Saved entries

————————

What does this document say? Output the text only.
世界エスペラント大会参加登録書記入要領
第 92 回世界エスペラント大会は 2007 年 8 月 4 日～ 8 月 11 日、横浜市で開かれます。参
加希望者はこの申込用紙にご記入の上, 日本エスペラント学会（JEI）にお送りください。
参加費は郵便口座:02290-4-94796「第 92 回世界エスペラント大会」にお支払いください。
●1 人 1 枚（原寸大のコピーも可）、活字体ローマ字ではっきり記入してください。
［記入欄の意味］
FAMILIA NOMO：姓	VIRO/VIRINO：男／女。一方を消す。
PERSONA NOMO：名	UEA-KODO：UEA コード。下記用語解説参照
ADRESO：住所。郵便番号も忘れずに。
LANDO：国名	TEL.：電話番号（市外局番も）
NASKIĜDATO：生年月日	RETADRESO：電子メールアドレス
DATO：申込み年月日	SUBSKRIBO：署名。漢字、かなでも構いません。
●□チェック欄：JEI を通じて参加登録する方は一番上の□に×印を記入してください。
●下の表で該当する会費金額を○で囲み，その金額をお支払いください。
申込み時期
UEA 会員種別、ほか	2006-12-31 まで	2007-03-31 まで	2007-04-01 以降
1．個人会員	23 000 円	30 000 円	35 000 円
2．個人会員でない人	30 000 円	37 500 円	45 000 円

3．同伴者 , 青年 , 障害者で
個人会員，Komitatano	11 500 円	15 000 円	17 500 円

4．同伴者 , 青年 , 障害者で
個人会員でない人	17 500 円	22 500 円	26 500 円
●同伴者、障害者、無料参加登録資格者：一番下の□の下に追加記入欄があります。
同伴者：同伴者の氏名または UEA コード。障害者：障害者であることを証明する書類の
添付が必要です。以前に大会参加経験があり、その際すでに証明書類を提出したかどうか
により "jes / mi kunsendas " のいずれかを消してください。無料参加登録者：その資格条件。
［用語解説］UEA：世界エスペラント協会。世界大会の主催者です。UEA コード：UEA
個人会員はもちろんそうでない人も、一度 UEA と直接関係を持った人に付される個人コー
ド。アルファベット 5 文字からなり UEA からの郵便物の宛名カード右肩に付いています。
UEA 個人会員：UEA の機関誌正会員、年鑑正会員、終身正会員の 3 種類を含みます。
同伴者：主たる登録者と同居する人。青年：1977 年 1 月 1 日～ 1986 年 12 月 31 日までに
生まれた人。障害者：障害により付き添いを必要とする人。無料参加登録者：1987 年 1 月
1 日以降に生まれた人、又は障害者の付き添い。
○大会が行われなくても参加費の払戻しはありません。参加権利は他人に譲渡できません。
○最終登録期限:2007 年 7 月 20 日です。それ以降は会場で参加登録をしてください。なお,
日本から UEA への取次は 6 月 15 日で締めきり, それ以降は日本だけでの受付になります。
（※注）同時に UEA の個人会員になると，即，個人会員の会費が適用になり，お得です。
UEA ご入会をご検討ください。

————————

Task to carry out: Write out every record verbatim.

Written answer:
What does this document say? Output the text only.
世界エスペラント大会参加登録書記入要領
第 92 回世界エスペラント大会は 2007 年 8 月 4 日～ 8 月 11 日、横浜市で開かれます。参
加希望者はこの申込用紙にご記入の上, 日本エスペラント学会（JEI）にお送りください。
参加費は郵便口座:02290-4-94796「第 92 回世界エスペラント大会」にお支払いください。
●1 人 1 枚（原寸大のコピーも可）、活字体ローマ字ではっきり記入してください。
［記入欄の意味］
FAMILIA NOMO：姓	VIRO/VIRINO：男／女。一方を消す。
PERSONA NOMO：名	UEA-KODO：UEA コード。下記用語解説参照
ADRESO：住所。郵便番号も忘れずに。
LANDO：国名	TEL.：電話番号（市外局番も）
NASKIĜDATO：生年月日	RETADRESO：電子メールアドレス
DATO：申込み年月日	SUBSKRIBO：署名。漢字、かなでも構いません。
●□チェック欄：JEI を通じて参加登録する方は一番上の□に×印を記入してください。
●下の表で該当する会費金額を○で囲み，その金額をお支払いください。
申込み時期
UEA 会員種別、ほか	2006-12-31 まで	2007-03-31 まで	2007-04-01 以降
1．個人会員	23 000 円	30 000 円	35 000 円
2．個人会員でない人	30 000 円	37 500 円	45 000 円

3．同伴者 , 青年 , 障害者で
個人会員，Komitatano	11 500 円	15 000 円	17 500 円

4．同伴者 , 青年 , 障害者で
個人会員でない人	17 500 円	22 500 円	26 500 円
●同伴者、障害者、無料参加登録資格者：一番下の□の下に追加記入欄があります。
同伴者：同伴者の氏名または UEA コード。障害者：障害者であることを証明する書類の
添付が必要です。以前に大会参加経験があり、その際すでに証明書類を提出したかどうか
により "jes / mi kunsendas " のいずれかを消してください。無料参加登録者：その資格条件。
［用語解説］UEA：世界エスペラント協会。世界大会の主催者です。UEA コード：UEA
個人会員はもちろんそうでない人も、一度 UEA と直接関係を持った人に付される個人コー
ド。アルファベット 5 文字からなり UEA からの郵便物の宛名カード右肩に付いています。
UEA 個人会員：UEA の機関誌正会員、年鑑正会員、終身正会員の 3 種類を含みます。
同伴者：主たる登録者と同居する人。青年：1977 年 1 月 1 日～ 1986 年 12 月 31 日までに
生まれた人。障害者：障害により付き添いを必要とする人。無料参加登録者：1987 年 1 月
1 日以降に生まれた人、又は障害者の付き添い。
○大会が行われなくても参加費の払戻しはありません。参加権利は他人に譲渡できません。
○最終登録期限:2007 年 7 月 20 日です。それ以降は会場で参加登録をしてください。なお,
日本から UEA への取次は 6 月 15 日で締めきり, それ以降は日本だけでの受付になります。
（※注）同時に UEA の個人会員になると，即，個人会員の会費が適用になり，お得です。
UEA ご入会をご検討ください。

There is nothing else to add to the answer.